_DATA FOR PROCESSING_
^^^^
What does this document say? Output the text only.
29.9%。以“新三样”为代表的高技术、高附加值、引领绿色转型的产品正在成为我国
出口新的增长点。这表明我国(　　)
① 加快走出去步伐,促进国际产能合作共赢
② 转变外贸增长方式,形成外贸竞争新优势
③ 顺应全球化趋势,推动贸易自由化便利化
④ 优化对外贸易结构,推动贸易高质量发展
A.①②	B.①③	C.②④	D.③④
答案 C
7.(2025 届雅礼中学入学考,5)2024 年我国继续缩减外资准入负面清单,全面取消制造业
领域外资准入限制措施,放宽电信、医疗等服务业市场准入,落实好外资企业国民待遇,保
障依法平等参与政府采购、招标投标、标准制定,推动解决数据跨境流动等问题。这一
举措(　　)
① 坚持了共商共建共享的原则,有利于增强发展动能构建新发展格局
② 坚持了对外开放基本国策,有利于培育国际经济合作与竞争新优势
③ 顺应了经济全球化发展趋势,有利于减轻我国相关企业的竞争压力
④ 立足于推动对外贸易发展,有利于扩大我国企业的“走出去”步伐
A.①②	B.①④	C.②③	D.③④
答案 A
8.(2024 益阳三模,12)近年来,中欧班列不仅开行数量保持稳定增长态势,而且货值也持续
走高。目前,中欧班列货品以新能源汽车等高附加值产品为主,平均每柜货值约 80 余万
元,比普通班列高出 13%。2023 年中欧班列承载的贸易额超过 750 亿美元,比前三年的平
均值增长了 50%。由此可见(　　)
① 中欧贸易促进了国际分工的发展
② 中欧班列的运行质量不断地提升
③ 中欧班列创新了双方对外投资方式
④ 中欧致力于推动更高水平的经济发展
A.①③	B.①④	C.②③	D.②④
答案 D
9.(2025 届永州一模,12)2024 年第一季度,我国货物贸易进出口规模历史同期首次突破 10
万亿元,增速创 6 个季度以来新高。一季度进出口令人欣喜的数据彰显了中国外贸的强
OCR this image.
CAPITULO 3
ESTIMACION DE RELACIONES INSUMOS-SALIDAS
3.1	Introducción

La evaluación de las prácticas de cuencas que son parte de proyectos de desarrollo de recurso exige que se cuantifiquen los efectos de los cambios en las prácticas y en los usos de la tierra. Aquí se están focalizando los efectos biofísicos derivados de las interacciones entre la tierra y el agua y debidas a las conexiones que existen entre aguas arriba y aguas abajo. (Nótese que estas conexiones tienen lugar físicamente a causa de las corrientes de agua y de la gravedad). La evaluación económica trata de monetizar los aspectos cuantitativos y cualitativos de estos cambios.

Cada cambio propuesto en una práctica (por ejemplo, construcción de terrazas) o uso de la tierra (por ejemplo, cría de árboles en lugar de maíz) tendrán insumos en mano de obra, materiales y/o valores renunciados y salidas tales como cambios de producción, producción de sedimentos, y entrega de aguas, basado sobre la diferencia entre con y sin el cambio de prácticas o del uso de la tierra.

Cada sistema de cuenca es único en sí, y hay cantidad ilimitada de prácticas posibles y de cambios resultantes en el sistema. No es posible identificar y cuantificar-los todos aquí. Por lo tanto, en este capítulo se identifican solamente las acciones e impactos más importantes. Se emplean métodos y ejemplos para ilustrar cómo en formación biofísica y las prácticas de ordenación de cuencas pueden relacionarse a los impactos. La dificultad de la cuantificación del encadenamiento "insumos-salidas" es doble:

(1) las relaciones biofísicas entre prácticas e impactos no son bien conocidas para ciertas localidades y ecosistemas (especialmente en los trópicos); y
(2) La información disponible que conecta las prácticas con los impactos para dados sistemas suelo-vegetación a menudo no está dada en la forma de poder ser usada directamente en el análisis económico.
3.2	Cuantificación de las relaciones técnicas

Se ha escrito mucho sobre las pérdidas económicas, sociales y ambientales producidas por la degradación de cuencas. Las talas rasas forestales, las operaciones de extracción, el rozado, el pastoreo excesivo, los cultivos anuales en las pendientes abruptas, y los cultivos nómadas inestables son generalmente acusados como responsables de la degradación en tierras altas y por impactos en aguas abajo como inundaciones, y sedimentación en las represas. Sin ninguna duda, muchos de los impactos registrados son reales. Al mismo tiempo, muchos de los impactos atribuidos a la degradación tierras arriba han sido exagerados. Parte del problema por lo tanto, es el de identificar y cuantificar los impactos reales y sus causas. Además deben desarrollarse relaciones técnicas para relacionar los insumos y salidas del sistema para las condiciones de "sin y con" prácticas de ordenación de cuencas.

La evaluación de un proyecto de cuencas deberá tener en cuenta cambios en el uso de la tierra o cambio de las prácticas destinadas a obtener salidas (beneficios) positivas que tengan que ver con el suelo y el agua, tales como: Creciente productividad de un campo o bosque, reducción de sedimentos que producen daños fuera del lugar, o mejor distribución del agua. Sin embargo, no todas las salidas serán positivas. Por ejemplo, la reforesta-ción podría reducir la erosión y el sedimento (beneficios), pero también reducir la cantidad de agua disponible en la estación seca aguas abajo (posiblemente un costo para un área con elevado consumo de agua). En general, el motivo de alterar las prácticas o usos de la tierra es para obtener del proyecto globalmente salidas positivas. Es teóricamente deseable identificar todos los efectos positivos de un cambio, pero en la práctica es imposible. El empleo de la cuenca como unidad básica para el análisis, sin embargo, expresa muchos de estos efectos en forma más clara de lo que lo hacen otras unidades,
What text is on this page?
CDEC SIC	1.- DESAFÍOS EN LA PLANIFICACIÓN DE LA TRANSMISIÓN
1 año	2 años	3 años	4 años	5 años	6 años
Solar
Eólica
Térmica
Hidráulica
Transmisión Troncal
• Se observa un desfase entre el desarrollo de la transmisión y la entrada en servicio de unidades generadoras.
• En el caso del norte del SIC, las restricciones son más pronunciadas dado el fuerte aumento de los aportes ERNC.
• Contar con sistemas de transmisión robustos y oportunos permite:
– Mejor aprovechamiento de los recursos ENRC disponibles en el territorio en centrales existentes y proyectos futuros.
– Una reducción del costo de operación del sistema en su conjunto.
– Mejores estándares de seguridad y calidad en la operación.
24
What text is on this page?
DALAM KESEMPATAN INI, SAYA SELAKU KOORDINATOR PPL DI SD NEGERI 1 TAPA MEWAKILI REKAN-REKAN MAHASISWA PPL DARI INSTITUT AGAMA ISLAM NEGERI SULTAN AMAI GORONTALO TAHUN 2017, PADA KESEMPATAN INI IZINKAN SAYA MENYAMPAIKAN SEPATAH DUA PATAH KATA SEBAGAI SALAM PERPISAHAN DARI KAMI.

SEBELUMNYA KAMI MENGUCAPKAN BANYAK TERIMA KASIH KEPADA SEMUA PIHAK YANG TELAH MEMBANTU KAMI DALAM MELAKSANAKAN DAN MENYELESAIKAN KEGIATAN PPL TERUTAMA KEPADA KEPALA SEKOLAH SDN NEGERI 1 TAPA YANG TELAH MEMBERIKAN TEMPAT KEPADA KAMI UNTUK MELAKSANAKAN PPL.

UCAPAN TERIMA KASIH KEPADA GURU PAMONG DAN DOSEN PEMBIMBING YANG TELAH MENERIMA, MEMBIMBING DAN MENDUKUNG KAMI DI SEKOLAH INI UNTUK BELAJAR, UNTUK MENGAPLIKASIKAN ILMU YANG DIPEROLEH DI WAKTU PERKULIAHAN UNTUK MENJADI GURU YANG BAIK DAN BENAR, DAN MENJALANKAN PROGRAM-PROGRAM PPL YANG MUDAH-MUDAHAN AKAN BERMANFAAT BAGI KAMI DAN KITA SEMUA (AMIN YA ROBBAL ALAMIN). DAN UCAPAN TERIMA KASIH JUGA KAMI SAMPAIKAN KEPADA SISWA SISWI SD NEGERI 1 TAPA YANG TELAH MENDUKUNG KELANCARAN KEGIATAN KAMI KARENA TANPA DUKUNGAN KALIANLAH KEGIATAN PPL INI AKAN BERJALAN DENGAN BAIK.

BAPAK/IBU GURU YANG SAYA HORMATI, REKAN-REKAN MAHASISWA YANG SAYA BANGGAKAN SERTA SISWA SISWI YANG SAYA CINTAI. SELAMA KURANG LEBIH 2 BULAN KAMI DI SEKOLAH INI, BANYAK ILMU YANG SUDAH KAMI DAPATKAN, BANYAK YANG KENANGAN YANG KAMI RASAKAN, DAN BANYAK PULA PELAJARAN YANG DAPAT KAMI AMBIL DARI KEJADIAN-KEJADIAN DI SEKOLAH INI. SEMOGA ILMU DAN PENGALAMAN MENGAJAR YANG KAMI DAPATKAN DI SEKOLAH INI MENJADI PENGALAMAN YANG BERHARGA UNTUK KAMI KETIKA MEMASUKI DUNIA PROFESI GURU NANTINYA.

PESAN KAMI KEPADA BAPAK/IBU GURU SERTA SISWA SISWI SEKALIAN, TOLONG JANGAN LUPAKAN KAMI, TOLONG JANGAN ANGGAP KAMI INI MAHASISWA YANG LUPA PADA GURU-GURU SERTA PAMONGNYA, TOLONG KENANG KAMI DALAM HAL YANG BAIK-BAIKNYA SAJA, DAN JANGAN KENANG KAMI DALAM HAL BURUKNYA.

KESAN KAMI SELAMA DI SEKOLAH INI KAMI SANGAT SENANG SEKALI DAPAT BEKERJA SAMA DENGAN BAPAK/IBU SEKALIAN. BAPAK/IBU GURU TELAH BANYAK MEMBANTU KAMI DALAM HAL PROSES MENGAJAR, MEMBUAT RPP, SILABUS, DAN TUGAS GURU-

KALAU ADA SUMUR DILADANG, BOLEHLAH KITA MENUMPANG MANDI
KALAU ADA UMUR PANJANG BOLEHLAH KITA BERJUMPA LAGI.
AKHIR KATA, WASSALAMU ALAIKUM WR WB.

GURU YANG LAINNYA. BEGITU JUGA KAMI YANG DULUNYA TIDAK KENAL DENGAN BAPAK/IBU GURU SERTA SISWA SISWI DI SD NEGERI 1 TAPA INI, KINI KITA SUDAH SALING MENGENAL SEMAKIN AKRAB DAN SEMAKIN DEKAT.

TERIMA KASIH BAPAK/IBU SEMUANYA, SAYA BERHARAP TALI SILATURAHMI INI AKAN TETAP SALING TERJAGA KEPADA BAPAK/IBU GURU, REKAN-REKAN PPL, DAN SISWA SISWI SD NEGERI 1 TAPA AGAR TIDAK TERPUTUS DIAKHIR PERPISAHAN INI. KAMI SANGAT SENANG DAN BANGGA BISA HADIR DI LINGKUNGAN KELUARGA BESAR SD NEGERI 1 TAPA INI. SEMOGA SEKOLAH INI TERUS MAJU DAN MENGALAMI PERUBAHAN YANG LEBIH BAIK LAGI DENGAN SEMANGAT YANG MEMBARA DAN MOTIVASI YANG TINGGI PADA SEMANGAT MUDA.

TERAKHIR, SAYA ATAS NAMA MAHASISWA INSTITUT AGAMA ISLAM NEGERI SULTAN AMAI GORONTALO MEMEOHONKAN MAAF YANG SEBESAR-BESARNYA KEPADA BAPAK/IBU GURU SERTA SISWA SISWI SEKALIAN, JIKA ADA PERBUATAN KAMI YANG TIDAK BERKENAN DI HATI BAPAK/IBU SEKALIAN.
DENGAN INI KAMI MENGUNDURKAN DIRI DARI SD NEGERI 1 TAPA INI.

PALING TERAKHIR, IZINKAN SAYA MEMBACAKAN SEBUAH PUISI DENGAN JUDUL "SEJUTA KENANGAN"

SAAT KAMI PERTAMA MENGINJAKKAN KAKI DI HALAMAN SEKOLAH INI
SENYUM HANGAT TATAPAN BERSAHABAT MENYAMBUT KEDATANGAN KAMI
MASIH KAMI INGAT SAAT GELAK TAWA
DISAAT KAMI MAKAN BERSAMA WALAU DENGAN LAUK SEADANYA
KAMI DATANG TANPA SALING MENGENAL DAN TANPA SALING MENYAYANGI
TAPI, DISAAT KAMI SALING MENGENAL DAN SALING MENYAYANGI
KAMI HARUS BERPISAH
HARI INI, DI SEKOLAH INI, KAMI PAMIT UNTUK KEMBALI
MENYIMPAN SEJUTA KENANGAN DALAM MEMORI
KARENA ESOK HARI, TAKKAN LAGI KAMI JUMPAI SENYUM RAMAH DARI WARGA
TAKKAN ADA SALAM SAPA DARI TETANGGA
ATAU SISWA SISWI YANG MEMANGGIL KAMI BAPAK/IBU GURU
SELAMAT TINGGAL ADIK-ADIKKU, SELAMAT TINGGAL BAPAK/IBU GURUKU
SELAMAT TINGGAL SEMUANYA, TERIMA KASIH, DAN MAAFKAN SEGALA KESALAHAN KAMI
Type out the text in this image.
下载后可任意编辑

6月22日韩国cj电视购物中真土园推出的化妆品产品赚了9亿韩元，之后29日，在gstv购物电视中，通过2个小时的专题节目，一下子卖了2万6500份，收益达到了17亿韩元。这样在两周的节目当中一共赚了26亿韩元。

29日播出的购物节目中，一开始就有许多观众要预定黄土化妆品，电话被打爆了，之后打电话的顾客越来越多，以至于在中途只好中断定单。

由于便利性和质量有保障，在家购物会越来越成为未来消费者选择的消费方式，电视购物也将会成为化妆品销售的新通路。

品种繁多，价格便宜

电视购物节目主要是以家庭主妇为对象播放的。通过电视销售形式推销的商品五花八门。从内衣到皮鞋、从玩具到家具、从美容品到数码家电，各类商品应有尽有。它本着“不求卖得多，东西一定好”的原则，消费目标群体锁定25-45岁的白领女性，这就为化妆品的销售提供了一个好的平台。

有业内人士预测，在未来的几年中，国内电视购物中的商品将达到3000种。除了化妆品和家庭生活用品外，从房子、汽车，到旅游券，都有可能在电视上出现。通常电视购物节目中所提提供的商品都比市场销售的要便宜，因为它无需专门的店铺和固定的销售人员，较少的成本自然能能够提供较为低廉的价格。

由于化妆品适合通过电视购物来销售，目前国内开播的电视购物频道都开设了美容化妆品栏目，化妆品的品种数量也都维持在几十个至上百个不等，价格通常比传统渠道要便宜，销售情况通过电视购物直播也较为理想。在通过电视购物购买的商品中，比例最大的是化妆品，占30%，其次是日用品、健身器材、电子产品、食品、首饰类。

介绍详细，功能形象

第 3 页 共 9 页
^^^^
_WHAT IS BEING ASKED_
Report each line in the preceding entries that holds the string "TIDAK".

_RESULT_
GURU YANG LAINNYA. BEGITU JUGA KAMI YANG DULUNYA TIDAK KENAL DENGAN BAPAK/IBU GURU SERTA SISWA SISWI DI SD NEGERI 1 TAPA INI, KINI KITA SUDAH SALING MENGENAL SEMAKIN AKRAB DAN SEMAKIN DEKAT.
TERIMA KASIH BAPAK/IBU SEMUANYA, SAYA BERHARAP TALI SILATURAHMI INI AKAN TETAP SALING TERJAGA KEPADA BAPAK/IBU GURU, REKAN-REKAN PPL, DAN SISWA SISWI SD NEGERI 1 TAPA AGAR TIDAK TERPUTUS DIAKHIR PERPISAHAN INI. KAMI SANGAT SENANG DAN BANGGA BISA HADIR DI LINGKUNGAN KELUARGA BESAR SD NEGERI 1 TAPA INI. SEMOGA SEKOLAH INI TERUS MAJU DAN MENGALAMI PERUBAHAN YANG LEBIH BAIK LAGI DENGAN SEMANGAT YANG MEMBARA DAN MOTIVASI YANG TINGGI PADA SEMANGAT MUDA.
TERAKHIR, SAYA ATAS NAMA MAHASISWA INSTITUT AGAMA ISLAM NEGERI SULTAN AMAI GORONTALO MEMEOHONKAN MAAF YANG SEBESAR-BESARNYA KEPADA BAPAK/IBU GURU SERTA SISWA SISWI SEKALIAN, JIKA ADA PERBUATAN KAMI YANG TIDAK BERKENAN DI HATI BAPAK/IBU SEKALIAN.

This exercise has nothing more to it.